Copy out all lines of the records in which the word "نیاز" appears.

> [Record list]
>>>
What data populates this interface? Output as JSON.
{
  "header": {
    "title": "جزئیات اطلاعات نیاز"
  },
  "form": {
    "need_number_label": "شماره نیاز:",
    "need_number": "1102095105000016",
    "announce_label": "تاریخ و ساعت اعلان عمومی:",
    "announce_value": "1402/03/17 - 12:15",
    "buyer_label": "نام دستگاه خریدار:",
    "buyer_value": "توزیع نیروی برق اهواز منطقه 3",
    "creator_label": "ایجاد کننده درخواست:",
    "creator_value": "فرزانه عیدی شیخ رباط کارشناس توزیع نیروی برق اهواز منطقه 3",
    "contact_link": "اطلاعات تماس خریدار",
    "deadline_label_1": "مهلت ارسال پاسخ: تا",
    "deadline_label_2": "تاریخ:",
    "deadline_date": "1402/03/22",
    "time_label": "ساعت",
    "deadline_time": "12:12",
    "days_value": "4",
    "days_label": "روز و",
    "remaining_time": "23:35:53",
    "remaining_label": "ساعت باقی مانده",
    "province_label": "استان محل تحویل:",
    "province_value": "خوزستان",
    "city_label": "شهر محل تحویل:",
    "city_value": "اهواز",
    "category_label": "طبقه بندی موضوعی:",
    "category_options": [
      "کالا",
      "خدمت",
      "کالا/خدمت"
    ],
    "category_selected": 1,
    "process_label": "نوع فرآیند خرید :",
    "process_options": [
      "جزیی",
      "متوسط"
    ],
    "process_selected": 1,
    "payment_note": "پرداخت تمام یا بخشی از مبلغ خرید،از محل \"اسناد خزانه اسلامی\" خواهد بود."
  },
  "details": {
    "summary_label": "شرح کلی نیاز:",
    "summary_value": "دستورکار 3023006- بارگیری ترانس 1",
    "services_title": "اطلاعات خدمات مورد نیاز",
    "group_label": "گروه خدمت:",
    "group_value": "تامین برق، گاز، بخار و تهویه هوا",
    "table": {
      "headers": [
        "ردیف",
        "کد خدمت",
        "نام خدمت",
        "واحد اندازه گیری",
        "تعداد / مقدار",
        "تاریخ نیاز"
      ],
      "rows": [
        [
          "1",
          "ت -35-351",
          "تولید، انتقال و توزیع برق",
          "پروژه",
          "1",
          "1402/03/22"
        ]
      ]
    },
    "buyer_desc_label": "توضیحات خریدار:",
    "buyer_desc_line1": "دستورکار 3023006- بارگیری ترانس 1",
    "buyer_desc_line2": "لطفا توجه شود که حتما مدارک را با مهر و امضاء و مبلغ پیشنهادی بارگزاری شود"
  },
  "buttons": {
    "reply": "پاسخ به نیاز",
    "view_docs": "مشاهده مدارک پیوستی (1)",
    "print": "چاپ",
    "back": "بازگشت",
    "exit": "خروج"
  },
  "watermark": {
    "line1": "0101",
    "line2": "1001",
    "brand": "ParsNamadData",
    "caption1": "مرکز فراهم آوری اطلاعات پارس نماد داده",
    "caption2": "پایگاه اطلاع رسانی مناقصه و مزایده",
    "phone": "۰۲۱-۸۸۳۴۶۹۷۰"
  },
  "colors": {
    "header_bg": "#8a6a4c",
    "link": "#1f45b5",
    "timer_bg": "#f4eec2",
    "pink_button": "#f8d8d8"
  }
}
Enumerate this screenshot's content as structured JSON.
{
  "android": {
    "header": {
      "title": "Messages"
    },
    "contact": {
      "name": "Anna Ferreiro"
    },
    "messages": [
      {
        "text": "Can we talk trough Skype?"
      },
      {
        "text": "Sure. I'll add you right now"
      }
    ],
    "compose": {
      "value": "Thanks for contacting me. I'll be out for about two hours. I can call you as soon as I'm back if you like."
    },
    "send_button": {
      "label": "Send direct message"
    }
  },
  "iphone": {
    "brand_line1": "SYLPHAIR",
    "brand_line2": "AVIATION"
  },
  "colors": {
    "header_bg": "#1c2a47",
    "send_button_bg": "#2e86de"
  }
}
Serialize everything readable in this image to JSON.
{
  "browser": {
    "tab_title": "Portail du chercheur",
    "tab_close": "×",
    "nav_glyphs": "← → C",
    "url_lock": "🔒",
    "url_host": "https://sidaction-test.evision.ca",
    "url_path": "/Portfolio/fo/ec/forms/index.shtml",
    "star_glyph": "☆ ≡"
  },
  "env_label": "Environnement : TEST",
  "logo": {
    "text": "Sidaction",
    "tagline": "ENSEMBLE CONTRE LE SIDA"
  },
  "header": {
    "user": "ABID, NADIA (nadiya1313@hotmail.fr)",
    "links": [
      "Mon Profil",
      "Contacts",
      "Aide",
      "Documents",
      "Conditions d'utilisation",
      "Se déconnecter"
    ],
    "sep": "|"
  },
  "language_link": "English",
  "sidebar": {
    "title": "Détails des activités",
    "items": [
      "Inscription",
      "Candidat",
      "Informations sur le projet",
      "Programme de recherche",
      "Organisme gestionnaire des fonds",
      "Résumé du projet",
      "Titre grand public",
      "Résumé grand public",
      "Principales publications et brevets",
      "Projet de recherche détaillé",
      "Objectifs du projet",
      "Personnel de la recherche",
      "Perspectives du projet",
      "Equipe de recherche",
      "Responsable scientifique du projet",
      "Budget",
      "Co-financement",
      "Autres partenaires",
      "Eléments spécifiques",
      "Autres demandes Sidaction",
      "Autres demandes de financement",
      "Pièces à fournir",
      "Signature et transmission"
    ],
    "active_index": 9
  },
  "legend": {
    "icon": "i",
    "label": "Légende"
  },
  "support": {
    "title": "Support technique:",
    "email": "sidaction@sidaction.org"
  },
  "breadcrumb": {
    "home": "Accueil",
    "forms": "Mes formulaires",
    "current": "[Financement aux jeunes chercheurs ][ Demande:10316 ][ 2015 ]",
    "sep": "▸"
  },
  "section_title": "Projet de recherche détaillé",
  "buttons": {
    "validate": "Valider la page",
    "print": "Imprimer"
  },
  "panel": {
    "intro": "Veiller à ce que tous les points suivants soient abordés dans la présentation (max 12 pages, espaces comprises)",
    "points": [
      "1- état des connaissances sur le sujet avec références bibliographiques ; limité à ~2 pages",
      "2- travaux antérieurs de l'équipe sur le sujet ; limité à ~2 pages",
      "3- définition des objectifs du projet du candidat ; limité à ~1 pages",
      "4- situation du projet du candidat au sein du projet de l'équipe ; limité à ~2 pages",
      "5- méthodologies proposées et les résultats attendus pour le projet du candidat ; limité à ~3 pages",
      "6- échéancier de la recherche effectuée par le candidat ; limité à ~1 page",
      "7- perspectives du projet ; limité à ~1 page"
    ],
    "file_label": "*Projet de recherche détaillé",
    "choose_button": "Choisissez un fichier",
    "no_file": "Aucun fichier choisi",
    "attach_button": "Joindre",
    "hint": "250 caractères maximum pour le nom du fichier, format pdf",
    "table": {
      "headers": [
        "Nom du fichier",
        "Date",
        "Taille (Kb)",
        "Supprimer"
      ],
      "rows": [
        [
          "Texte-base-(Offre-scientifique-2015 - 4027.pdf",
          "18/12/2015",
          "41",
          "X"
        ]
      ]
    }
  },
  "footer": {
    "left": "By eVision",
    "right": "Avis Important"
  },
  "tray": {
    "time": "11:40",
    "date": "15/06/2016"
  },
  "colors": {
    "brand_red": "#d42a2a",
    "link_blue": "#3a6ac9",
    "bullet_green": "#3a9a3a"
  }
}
<<<
> [Result of this exercise]
    "title": "جزئیات اطلاعات نیاز"
    "need_number_label": "شماره نیاز:",
    "summary_label": "شرح کلی نیاز:",
    "services_title": "اطلاعات خدمات مورد نیاز",
        "تاریخ نیاز"
    "reply": "پاسخ به نیاز",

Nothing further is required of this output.